EXERCÍCIO A: Traduza para o inglês esta frase do artigo sobre a viagem de Dilma à Suécia: "Compreendo que a Aeronáutica precise dos caças e que a opção pela tecnologia sueca tenha sido acertada."
EXERCÍCIO B: Escreva a continuação do artigo sobre a viagem de Dilma à Suécia a partir da última frase apresentada.

BLOCO DE TEXTO:
####
Artigo de Fernando Gabeira
Dilma lembrou-me, esta semana, de uma piada que li na velha
revista “Esquire”. Alguém dizia para Nikita Kruschev na ONU: seu alfaiate
deveria ser mandado para a Sibéria. No caso de Dilma não é quem faz a roupa,
mas a agenda, que deveria passar um tempo na Sibéria. No auge da crise
econômica, condenada por um rombo no orçamento que pode ser de R$ 50 bilhões,
desemprego em alta, lojas fechando, carros oficiais sem gasolina, ela decide ir
à Suécia reafirmar uma compra milionária de caças.
Compreendo que a Aeronáutica precise dos caças e que a opção
pela tecnologia sueca tenha sido acertada. Sou, entretanto, de um tempo em que
os presidentes analisavam o momento e, em função dele, definiam sua agendas.
Qual o sentido, no auge dessa crise, de acenar, de novo, com a compra dos caças
de US$ 4,5 bilhões? Não queriam provocar, creio. Talvez tenham pensado que esse
gesto de Dilma, posando ao lado dos caças milionários, iria elevar o ânimo da
galera no Brasil.
Montada no maior escândalo mundial, gastando US$ 10 mil com a
diária, Dilma foi mais longe no seu delírio: deu a entender que tudo foi obra
de um homem só, Eduardo Cunha. “Lamento que isso aconteça com um brasileiro.”
“No meu governo não há corrupção.” São algumas de suas frases lapidares.
####
SEÇÃO DE DADOS:
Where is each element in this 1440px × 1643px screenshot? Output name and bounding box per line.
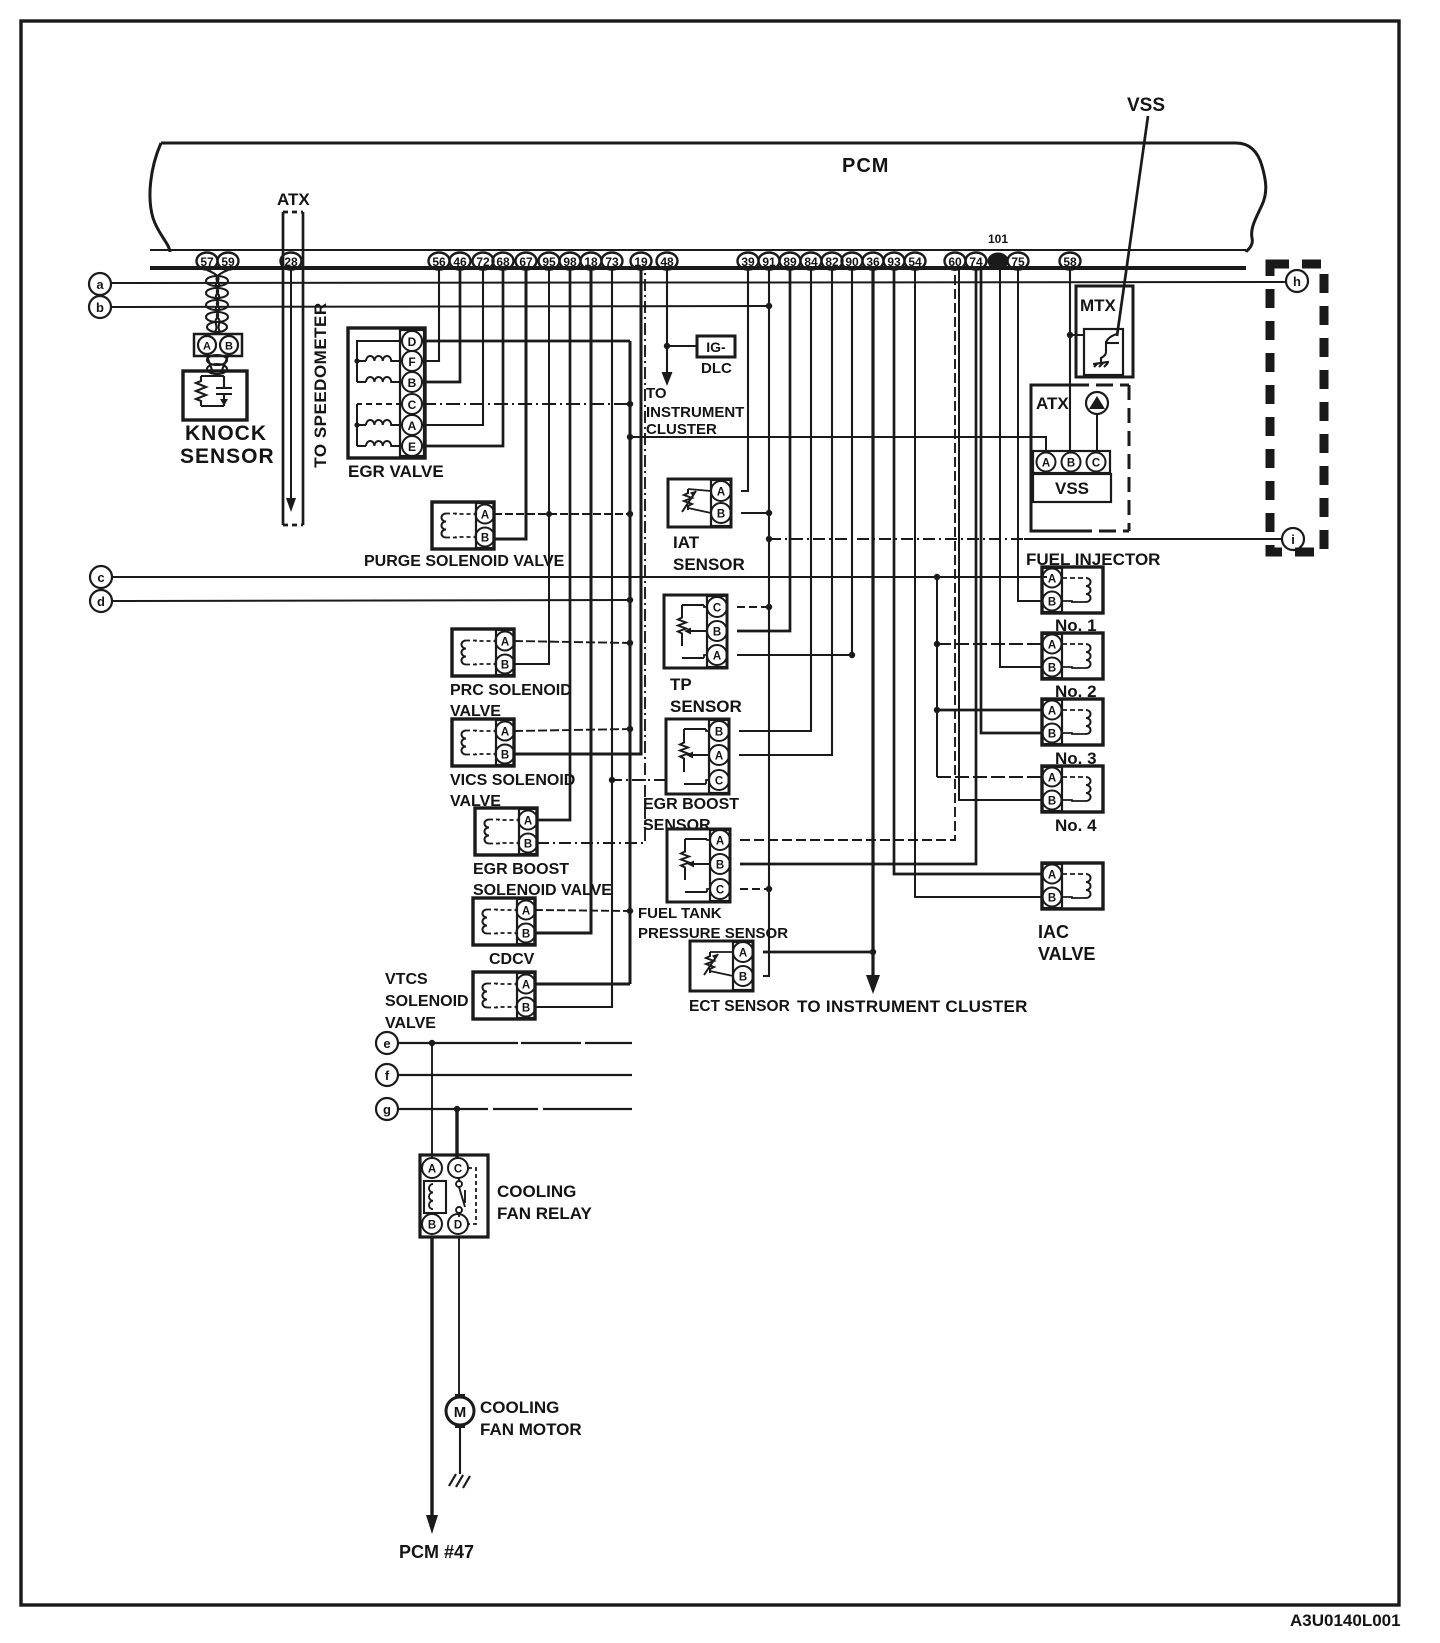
####
RESPOSTA A: I understand that the Air Force needs the fighter jets and that the choice of Swedish technology was the right one.

RESPOSTA B:
Os fatos diários mostram ex-ministros encrencados com
propina (como é o caso de Edson Lobão, Paulo Bernardo e Gleisi Hoffmann),
ministros atuais investigados pelo Supremo (Edinho Silva e Aloizio Mercadante),
uma Petrobras arruinada, milhões de pessoas nas ruas protestando contra a
corrupção. Isso não é com ela, nem com seu governo. É raro um momento histórico
em que a verdade dos fatos seja espancada com tanto vigor e cinismo.
Às vezes, a verdade sofre grandes abalos, como mostra Isaiah
Berlin em seu ensaio sobre o romantismo alemão do século XVIII. Naquele
momento, tratava-se da afirmação de uma verdade subjetiva, uma espécie de
inversão, de dentro para fora. Berlin aponta esse momento como um dos decisivos
no pensamento ocidental. Os próprios modelos humanos se deslocavam. Saía de
cena, o sábio que alcança a felicidade ou a virtude pela compreensão. E entrava
o herói trágico que busca realizar a si próprio, a qualquer custo, sem se
importar com as consequências. Para Berlin, isso era uma virada quase tão
grande como a produzida pelas ideias de Maquiavel, para quem os valores
políticos não são apenas divergentes, mas podem ser contraditórios, com os
valores cristãos.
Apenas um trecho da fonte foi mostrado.